───── Dataset content ─────

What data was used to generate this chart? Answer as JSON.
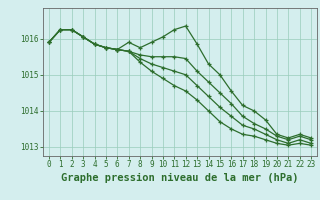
{
  "title": "Graphe pression niveau de la mer (hPa)",
  "bg_color": "#d4eeee",
  "grid_color": "#99ccbb",
  "line_color": "#2d6e2d",
  "xlim": [
    -0.5,
    23.5
  ],
  "ylim": [
    1012.75,
    1016.85
  ],
  "yticks": [
    1013,
    1014,
    1015,
    1016
  ],
  "xticks": [
    0,
    1,
    2,
    3,
    4,
    5,
    6,
    7,
    8,
    9,
    10,
    11,
    12,
    13,
    14,
    15,
    16,
    17,
    18,
    19,
    20,
    21,
    22,
    23
  ],
  "series": [
    [
      1015.9,
      1016.25,
      1016.25,
      1016.05,
      1015.85,
      1015.75,
      1015.7,
      1015.9,
      1015.75,
      1015.9,
      1016.05,
      1016.25,
      1016.35,
      1015.85,
      1015.3,
      1015.0,
      1014.55,
      1014.15,
      1014.0,
      1013.75,
      1013.35,
      1013.25,
      1013.35,
      1013.25
    ],
    [
      1015.9,
      1016.25,
      1016.25,
      1016.05,
      1015.85,
      1015.75,
      1015.7,
      1015.65,
      1015.55,
      1015.5,
      1015.5,
      1015.5,
      1015.45,
      1015.1,
      1014.8,
      1014.5,
      1014.2,
      1013.85,
      1013.65,
      1013.5,
      1013.3,
      1013.2,
      1013.3,
      1013.2
    ],
    [
      1015.9,
      1016.25,
      1016.25,
      1016.05,
      1015.85,
      1015.75,
      1015.7,
      1015.65,
      1015.45,
      1015.3,
      1015.2,
      1015.1,
      1015.0,
      1014.7,
      1014.4,
      1014.1,
      1013.85,
      1013.6,
      1013.5,
      1013.35,
      1013.2,
      1013.1,
      1013.2,
      1013.1
    ],
    [
      1015.9,
      1016.25,
      1016.25,
      1016.05,
      1015.85,
      1015.75,
      1015.7,
      1015.65,
      1015.35,
      1015.1,
      1014.9,
      1014.7,
      1014.55,
      1014.3,
      1014.0,
      1013.7,
      1013.5,
      1013.35,
      1013.3,
      1013.2,
      1013.1,
      1013.05,
      1013.1,
      1013.05
    ]
  ],
  "marker": "+",
  "markersize": 3.5,
  "linewidth": 0.9,
  "title_fontsize": 7.5,
  "tick_fontsize": 5.5,
  "tick_color": "#2d6e2d",
  "axis_color": "#2d6e2d",
  "spine_color": "#666666"
}
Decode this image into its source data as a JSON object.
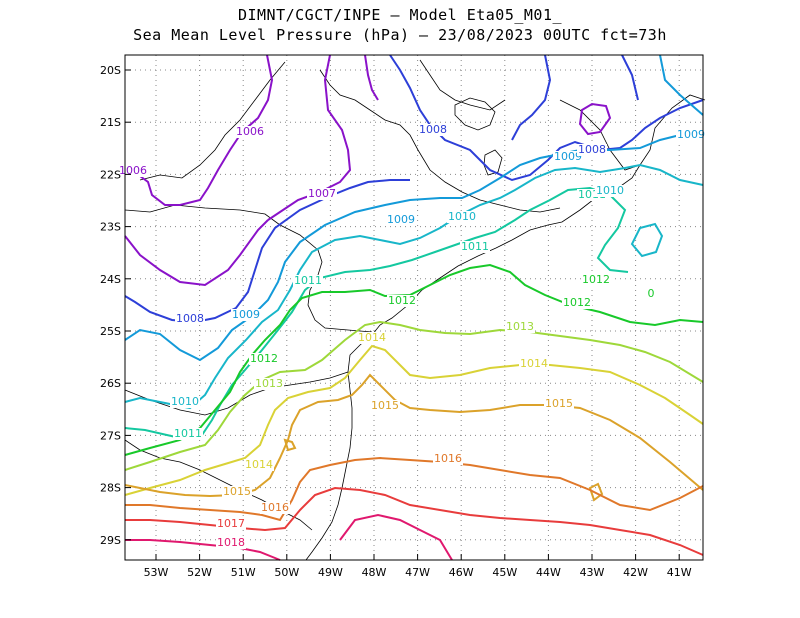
{
  "title": {
    "line1": "DIMNT/CGCT/INPE –  Model Eta05_M01_",
    "line2": "Sea Mean Level Pressure (hPa) – 23/08/2023 00UTC fct=73h"
  },
  "map": {
    "lon_ticks": [
      "53W",
      "52W",
      "51W",
      "50W",
      "49W",
      "48W",
      "47W",
      "46W",
      "45W",
      "44W",
      "43W",
      "42W",
      "41W"
    ],
    "lat_ticks": [
      "20S",
      "21S",
      "22S",
      "23S",
      "24S",
      "25S",
      "26S",
      "27S",
      "28S",
      "29S"
    ],
    "grid": "dotted",
    "colors": {
      "1006": "#8a12c9",
      "1007": "#8a12c9",
      "1008": "#2d3fd8",
      "1009": "#139ad9",
      "1010": "#18b6c9",
      "1011": "#14c8a0",
      "1012": "#18c92a",
      "1013": "#9ed83a",
      "1014": "#d9d236",
      "1015": "#dba22a",
      "1016": "#e0782a",
      "1017": "#e83c3c",
      "1018": "#e0186e",
      "coast": "#000000"
    }
  },
  "labels": [
    {
      "text": "1006"
    },
    {
      "text": "1007"
    },
    {
      "text": "1008"
    },
    {
      "text": "1008"
    },
    {
      "text": "1009"
    },
    {
      "text": "1009"
    },
    {
      "text": "1009"
    },
    {
      "text": "1010"
    },
    {
      "text": "1010"
    },
    {
      "text": "1010"
    },
    {
      "text": "1011"
    },
    {
      "text": "1011"
    },
    {
      "text": "1011"
    },
    {
      "text": "1011"
    },
    {
      "text": "1012"
    },
    {
      "text": "1012"
    },
    {
      "text": "1012"
    },
    {
      "text": "1012"
    },
    {
      "text": "1013"
    },
    {
      "text": "1013"
    },
    {
      "text": "1014"
    },
    {
      "text": "1014"
    },
    {
      "text": "1014"
    },
    {
      "text": "1015"
    },
    {
      "text": "1015"
    },
    {
      "text": "1015"
    },
    {
      "text": "1016"
    },
    {
      "text": "1016"
    },
    {
      "text": "1017"
    },
    {
      "text": "1018"
    },
    {
      "text": "1009"
    },
    {
      "text": "1008"
    },
    {
      "text": "1006"
    },
    {
      "text": "1010"
    },
    {
      "text": "0"
    }
  ]
}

─────

Your objective
Collect from the data above every line that includes "this".

The result
What data was used to generate this chart? Answer as JSON.
Decode this image into its source data as a JSON object.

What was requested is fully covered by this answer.